# [What you have to do]
Quote the full listing word for word.

begin Data for this exercise

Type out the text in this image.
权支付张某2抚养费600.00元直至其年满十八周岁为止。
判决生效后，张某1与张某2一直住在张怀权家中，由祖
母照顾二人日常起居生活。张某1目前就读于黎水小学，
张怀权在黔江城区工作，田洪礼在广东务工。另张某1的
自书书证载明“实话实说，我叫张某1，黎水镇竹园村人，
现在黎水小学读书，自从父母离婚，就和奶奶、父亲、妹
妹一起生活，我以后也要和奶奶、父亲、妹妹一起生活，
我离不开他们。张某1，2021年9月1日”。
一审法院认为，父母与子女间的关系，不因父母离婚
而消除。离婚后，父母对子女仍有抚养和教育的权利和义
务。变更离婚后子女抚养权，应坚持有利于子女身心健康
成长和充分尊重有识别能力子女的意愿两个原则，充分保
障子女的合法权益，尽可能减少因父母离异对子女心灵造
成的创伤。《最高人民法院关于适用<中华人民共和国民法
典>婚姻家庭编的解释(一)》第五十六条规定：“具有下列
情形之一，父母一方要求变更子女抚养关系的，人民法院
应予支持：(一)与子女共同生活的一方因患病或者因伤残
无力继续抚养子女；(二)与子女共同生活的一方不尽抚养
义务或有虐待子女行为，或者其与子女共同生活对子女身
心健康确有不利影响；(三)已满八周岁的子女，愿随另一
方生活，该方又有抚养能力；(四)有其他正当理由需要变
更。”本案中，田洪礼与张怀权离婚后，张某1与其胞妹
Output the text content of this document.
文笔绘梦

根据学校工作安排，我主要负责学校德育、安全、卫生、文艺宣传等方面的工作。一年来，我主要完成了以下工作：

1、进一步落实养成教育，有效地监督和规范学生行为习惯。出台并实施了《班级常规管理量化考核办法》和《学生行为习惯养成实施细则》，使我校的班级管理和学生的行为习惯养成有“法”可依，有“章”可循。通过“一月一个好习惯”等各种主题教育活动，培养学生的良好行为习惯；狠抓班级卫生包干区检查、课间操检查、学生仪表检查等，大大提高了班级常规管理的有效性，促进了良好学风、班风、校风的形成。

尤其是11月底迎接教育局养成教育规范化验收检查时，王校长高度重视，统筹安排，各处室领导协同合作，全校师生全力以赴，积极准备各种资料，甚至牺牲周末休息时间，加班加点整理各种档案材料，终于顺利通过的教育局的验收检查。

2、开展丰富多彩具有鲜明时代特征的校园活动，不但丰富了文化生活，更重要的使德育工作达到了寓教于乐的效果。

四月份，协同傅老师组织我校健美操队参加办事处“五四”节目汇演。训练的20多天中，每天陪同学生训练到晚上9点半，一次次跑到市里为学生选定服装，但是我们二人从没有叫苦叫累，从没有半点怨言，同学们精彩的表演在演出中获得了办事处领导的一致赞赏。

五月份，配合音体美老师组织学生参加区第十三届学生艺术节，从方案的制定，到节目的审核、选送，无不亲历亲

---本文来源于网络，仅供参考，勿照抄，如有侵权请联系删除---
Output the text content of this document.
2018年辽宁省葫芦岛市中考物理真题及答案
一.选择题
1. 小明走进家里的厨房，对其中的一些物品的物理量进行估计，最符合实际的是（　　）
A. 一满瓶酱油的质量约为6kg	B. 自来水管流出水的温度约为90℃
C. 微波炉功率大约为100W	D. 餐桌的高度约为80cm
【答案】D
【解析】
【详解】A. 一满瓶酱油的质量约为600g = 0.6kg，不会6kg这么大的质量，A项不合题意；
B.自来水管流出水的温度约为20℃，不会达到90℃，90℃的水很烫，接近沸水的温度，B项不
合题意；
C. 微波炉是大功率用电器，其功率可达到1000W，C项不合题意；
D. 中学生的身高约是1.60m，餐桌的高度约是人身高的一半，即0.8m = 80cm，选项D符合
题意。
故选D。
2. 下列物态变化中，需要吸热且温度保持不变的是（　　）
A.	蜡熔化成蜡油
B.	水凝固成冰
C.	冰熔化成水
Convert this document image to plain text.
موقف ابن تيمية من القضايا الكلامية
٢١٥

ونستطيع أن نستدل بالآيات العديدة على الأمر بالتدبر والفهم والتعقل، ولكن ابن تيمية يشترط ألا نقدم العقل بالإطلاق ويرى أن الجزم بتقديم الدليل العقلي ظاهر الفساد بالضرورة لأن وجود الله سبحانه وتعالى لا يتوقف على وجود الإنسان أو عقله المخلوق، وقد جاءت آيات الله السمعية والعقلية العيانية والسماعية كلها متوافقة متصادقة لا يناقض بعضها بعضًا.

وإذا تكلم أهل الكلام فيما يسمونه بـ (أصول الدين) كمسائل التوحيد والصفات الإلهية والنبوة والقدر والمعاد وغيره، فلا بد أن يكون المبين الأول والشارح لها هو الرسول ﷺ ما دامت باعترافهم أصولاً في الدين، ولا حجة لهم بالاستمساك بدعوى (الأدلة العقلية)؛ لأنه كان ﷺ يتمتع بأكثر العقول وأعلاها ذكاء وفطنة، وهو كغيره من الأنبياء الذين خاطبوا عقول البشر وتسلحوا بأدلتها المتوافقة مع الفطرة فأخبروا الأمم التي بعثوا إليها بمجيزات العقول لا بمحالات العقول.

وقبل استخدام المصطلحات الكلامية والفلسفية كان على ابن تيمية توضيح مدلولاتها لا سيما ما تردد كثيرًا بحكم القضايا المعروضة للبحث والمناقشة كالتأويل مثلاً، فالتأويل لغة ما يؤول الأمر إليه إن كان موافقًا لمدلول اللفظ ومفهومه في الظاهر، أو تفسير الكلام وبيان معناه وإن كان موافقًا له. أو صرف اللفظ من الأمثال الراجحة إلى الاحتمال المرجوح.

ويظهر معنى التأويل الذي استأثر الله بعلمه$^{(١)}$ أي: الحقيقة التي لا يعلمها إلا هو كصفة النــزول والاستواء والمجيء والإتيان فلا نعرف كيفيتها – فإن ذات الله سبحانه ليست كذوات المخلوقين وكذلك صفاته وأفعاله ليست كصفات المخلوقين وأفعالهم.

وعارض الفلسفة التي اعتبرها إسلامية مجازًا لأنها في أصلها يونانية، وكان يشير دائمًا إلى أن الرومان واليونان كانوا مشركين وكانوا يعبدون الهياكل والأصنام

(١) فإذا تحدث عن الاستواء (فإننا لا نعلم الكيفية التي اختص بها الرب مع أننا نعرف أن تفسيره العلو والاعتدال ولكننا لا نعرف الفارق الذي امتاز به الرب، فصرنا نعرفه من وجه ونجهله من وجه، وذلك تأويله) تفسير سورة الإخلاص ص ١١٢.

end Data for this exercise

# [Output for this task]
Type out the text in this image.
权支付张某2抚养费600.00元直至其年满十八周岁为止。
判决生效后，张某1与张某2一直住在张怀权家中，由祖
母照顾二人日常起居生活。张某1目前就读于黎水小学，
张怀权在黔江城区工作，田洪礼在广东务工。另张某1的
自书书证载明“实话实说，我叫张某1，黎水镇竹园村人，
现在黎水小学读书，自从父母离婚，就和奶奶、父亲、妹
妹一起生活，我以后也要和奶奶、父亲、妹妹一起生活，
我离不开他们。张某1，2021年9月1日”。
一审法院认为，父母与子女间的关系，不因父母离婚
而消除。离婚后，父母对子女仍有抚养和教育的权利和义
务。变更离婚后子女抚养权，应坚持有利于子女身心健康
成长和充分尊重有识别能力子女的意愿两个原则，充分保
障子女的合法权益，尽可能减少因父母离异对子女心灵造
成的创伤。《最高人民法院关于适用<中华人民共和国民法
典>婚姻家庭编的解释(一)》第五十六条规定：“具有下列
情形之一，父母一方要求变更子女抚养关系的，人民法院
应予支持：(一)与子女共同生活的一方因患病或者因伤残
无力继续抚养子女；(二)与子女共同生活的一方不尽抚养
义务或有虐待子女行为，或者其与子女共同生活对子女身
心健康确有不利影响；(三)已满八周岁的子女，愿随另一
方生活，该方又有抚养能力；(四)有其他正当理由需要变
更。”本案中，田洪礼与张怀权离婚后，张某1与其胞妹
Output the text content of this document.
文笔绘梦

根据学校工作安排，我主要负责学校德育、安全、卫生、文艺宣传等方面的工作。一年来，我主要完成了以下工作：

1、进一步落实养成教育，有效地监督和规范学生行为习惯。出台并实施了《班级常规管理量化考核办法》和《学生行为习惯养成实施细则》，使我校的班级管理和学生的行为习惯养成有“法”可依，有“章”可循。通过“一月一个好习惯”等各种主题教育活动，培养学生的良好行为习惯；狠抓班级卫生包干区检查、课间操检查、学生仪表检查等，大大提高了班级常规管理的有效性，促进了良好学风、班风、校风的形成。

尤其是11月底迎接教育局养成教育规范化验收检查时，王校长高度重视，统筹安排，各处室领导协同合作，全校师生全力以赴，积极准备各种资料，甚至牺牲周末休息时间，加班加点整理各种档案材料，终于顺利通过的教育局的验收检查。

2、开展丰富多彩具有鲜明时代特征的校园活动，不但丰富了文化生活，更重要的使德育工作达到了寓教于乐的效果。

四月份，协同傅老师组织我校健美操队参加办事处“五四”节目汇演。训练的20多天中，每天陪同学生训练到晚上9点半，一次次跑到市里为学生选定服装，但是我们二人从没有叫苦叫累，从没有半点怨言，同学们精彩的表演在演出中获得了办事处领导的一致赞赏。

五月份，配合音体美老师组织学生参加区第十三届学生艺术节，从方案的制定，到节目的审核、选送，无不亲历亲

---本文来源于网络，仅供参考，勿照抄，如有侵权请联系删除---
Output the text content of this document.
2018年辽宁省葫芦岛市中考物理真题及答案
一.选择题
1. 小明走进家里的厨房，对其中的一些物品的物理量进行估计，最符合实际的是（　　）
A. 一满瓶酱油的质量约为6kg	B. 自来水管流出水的温度约为90℃
C. 微波炉功率大约为100W	D. 餐桌的高度约为80cm
【答案】D
【解析】
【详解】A. 一满瓶酱油的质量约为600g = 0.6kg，不会6kg这么大的质量，A项不合题意；
B.自来水管流出水的温度约为20℃，不会达到90℃，90℃的水很烫，接近沸水的温度，B项不
合题意；
C. 微波炉是大功率用电器，其功率可达到1000W，C项不合题意；
D. 中学生的身高约是1.60m，餐桌的高度约是人身高的一半，即0.8m = 80cm，选项D符合
题意。
故选D。
2. 下列物态变化中，需要吸热且温度保持不变的是（　　）
A.	蜡熔化成蜡油
B.	水凝固成冰
C.	冰熔化成水
Convert this document image to plain text.
موقف ابن تيمية من القضايا الكلامية
٢١٥

ونستطيع أن نستدل بالآيات العديدة على الأمر بالتدبر والفهم والتعقل، ولكن ابن تيمية يشترط ألا نقدم العقل بالإطلاق ويرى أن الجزم بتقديم الدليل العقلي ظاهر الفساد بالضرورة لأن وجود الله سبحانه وتعالى لا يتوقف على وجود الإنسان أو عقله المخلوق، وقد جاءت آيات الله السمعية والعقلية العيانية والسماعية كلها متوافقة متصادقة لا يناقض بعضها بعضًا.

وإذا تكلم أهل الكلام فيما يسمونه بـ (أصول الدين) كمسائل التوحيد والصفات الإلهية والنبوة والقدر والمعاد وغيره، فلا بد أن يكون المبين الأول والشارح لها هو الرسول ﷺ ما دامت باعترافهم أصولاً في الدين، ولا حجة لهم بالاستمساك بدعوى (الأدلة العقلية)؛ لأنه كان ﷺ يتمتع بأكثر العقول وأعلاها ذكاء وفطنة، وهو كغيره من الأنبياء الذين خاطبوا عقول البشر وتسلحوا بأدلتها المتوافقة مع الفطرة فأخبروا الأمم التي بعثوا إليها بمجيزات العقول لا بمحالات العقول.

وقبل استخدام المصطلحات الكلامية والفلسفية كان على ابن تيمية توضيح مدلولاتها لا سيما ما تردد كثيرًا بحكم القضايا المعروضة للبحث والمناقشة كالتأويل مثلاً، فالتأويل لغة ما يؤول الأمر إليه إن كان موافقًا لمدلول اللفظ ومفهومه في الظاهر، أو تفسير الكلام وبيان معناه وإن كان موافقًا له. أو صرف اللفظ من الأمثال الراجحة إلى الاحتمال المرجوح.

ويظهر معنى التأويل الذي استأثر الله بعلمه$^{(١)}$ أي: الحقيقة التي لا يعلمها إلا هو كصفة النــزول والاستواء والمجيء والإتيان فلا نعرف كيفيتها – فإن ذات الله سبحانه ليست كذوات المخلوقين وكذلك صفاته وأفعاله ليست كصفات المخلوقين وأفعالهم.

وعارض الفلسفة التي اعتبرها إسلامية مجازًا لأنها في أصلها يونانية، وكان يشير دائمًا إلى أن الرومان واليونان كانوا مشركين وكانوا يعبدون الهياكل والأصنام

(١) فإذا تحدث عن الاستواء (فإننا لا نعلم الكيفية التي اختص بها الرب مع أننا نعرف أن تفسيره العلو والاعتدال ولكننا لا نعرف الفارق الذي امتاز به الرب، فصرنا نعرفه من وجه ونجهله من وجه، وذلك تأويله) تفسير سورة الإخلاص ص ١١٢.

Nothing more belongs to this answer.